Frequently asked Questions

What is the difference between psychotherapy, psychology and psychiatry?


A psychotherapist works with people who have emotional, behavioural or psychological difficulties. The work is mainly to encourage the client to share and explore their feelings, beliefs and thoughts, and sometimes their childhood experiences. As a result, the work is often long term, and sometimes more than once a week depending on the type of therapy. Psychotherapists are not trained to diagnose disorders but can often assess if someone is suitable for psychotherapy. There are a number of different psychotherapeutic approaches, and they may be based on scientific, humanist, psychoanalytical, or other concepts.

Here is a general overview of the differences between Psychologists, Psychiatrists and Psychotherapists:

  • All three can work with people who have emotional, behavioural, psychological or mental disturbances.
  • All three can work in the private sector and in the NHS.
  • All three have had extensive training.
  • A psychologist is a general term for someone who has studied psychology, usually to degree level.
  • A clinical psychologist will have done further training to be able to administer psychological tests e.g. personality tests, intelligence tests. Clinical psychologists diagnose and treat disorders. Psychologists are scientists and usually both their diagnoses and treatments are based on statistical evidence. There are also forensic psychologists and educational psychologists amongst others.
  • A psychiatrist works within a medical framework and so will have trained as a doctor first and then specialised in psychiatry. Psychiatrists diagnose and treat disorders. Only psychiatrists and doctors can prescribe medication.

DATA PROVIDED:

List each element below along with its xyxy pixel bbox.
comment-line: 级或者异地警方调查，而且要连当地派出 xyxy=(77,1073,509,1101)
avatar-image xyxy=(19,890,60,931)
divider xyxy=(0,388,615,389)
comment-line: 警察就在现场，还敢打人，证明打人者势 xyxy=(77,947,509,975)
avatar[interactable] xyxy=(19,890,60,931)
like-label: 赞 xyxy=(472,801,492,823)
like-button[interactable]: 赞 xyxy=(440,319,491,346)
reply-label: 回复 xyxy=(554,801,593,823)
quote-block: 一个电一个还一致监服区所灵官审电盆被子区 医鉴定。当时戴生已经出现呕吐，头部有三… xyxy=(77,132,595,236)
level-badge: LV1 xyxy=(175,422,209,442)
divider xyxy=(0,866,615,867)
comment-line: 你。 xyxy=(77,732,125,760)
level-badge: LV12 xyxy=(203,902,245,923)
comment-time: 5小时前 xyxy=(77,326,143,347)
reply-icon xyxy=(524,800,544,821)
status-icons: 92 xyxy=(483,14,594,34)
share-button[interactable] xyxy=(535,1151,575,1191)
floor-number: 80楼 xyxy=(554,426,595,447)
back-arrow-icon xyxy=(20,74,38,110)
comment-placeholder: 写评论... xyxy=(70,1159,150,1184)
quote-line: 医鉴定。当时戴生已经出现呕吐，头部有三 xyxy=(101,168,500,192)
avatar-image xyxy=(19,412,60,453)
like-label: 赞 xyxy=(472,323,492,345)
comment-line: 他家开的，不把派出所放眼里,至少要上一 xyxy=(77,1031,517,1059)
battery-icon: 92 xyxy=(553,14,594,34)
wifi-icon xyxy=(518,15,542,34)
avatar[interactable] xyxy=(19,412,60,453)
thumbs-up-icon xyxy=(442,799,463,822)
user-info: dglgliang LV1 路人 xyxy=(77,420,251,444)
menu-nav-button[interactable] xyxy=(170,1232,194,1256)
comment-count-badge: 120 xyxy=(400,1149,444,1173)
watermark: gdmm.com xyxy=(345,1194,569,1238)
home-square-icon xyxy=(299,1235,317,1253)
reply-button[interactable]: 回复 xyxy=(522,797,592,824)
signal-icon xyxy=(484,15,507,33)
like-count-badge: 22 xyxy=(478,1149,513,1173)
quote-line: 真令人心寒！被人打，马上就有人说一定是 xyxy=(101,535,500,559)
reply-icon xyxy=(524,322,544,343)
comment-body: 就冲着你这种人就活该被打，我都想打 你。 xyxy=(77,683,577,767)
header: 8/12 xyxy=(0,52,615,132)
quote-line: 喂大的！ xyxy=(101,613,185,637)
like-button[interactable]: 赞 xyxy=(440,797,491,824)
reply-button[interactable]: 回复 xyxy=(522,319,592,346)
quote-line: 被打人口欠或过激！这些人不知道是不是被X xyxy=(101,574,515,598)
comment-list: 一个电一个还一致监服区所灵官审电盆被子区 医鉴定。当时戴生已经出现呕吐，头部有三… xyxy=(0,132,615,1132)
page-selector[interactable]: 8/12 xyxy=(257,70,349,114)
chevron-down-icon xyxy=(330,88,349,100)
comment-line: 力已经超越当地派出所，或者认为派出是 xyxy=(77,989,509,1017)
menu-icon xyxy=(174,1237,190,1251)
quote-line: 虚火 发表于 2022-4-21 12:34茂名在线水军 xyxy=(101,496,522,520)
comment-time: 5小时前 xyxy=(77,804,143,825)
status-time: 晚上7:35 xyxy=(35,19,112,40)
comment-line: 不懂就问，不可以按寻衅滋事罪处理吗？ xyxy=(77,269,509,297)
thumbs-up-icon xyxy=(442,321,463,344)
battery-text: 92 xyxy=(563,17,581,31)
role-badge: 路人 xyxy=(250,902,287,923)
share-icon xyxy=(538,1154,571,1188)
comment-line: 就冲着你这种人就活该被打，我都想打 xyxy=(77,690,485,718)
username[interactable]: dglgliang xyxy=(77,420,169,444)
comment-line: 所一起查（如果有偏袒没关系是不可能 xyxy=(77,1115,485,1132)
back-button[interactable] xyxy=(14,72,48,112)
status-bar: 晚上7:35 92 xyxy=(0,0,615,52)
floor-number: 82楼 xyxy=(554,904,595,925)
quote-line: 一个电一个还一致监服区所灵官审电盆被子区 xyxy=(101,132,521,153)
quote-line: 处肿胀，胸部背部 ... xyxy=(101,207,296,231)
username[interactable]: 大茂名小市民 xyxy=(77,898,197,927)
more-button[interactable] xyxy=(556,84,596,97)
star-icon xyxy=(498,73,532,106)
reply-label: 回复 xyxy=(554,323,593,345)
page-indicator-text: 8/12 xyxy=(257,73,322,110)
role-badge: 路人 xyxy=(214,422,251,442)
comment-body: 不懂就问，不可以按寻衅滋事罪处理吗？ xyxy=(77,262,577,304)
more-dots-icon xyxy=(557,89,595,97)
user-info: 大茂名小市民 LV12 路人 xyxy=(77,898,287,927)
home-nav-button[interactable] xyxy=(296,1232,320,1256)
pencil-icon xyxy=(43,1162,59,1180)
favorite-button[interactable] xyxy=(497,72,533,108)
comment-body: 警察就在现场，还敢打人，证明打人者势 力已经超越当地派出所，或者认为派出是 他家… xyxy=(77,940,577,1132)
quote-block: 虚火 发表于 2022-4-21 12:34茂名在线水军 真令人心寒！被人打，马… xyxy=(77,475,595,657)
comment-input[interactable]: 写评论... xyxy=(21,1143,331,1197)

TASK LIST:
(1) Please extract the passage from the psychotherapy FAQ that begins at the words "What is the" and stops after "or mental disturbances.".
(2) Condense the paragraph of the psychotherapy FAQ starting "A psychotherapist works with people" into a short bulleted list that keeps its main facts.
(3) According to the psychotherapy FAQ, who can prescribe medication?
None of the work here uses the records.

ACTIVITY ANSWERS:
(1)
What is the difference between psychotherapy, psychology and psychiatry?


A psychotherapist works with people who have emotional, behavioural or psychological difficulties. The work is mainly to encourage the client to share and explore their feelings, beliefs and thoughts, and sometimes their childhood experiences. As a result, the work is often long term, and sometimes more than once a week depending on the type of therapy. Psychotherapists are not trained to diagnose disorders but can often assess if someone is suitable for psychotherapy. There are a number of different psychotherapeutic approaches, and they may be based on scientific, humanist, psychoanalytical, or other concepts.

Here is a general overview of the differences between Psychologists, Psychiatrists and Psychotherapists:

  • All three can work with people who have emotional, behavioural, psychological or mental disturbances.

(2)
- Psychotherapists work with people who have emotional, behavioural or psychological difficulties.
- They mainly encourage clients to share and explore feelings, beliefs, thoughts and sometimes childhood experiences.
- The work is often long term, sometimes more than once a week, depending on the type of therapy.
- They are not trained to diagnose disorders but can often assess whether someone is suitable for psychotherapy.
- Approaches vary and may be based on scientific, humanist, psychoanalytical or other concepts.

(3) Only psychiatrists and doctors.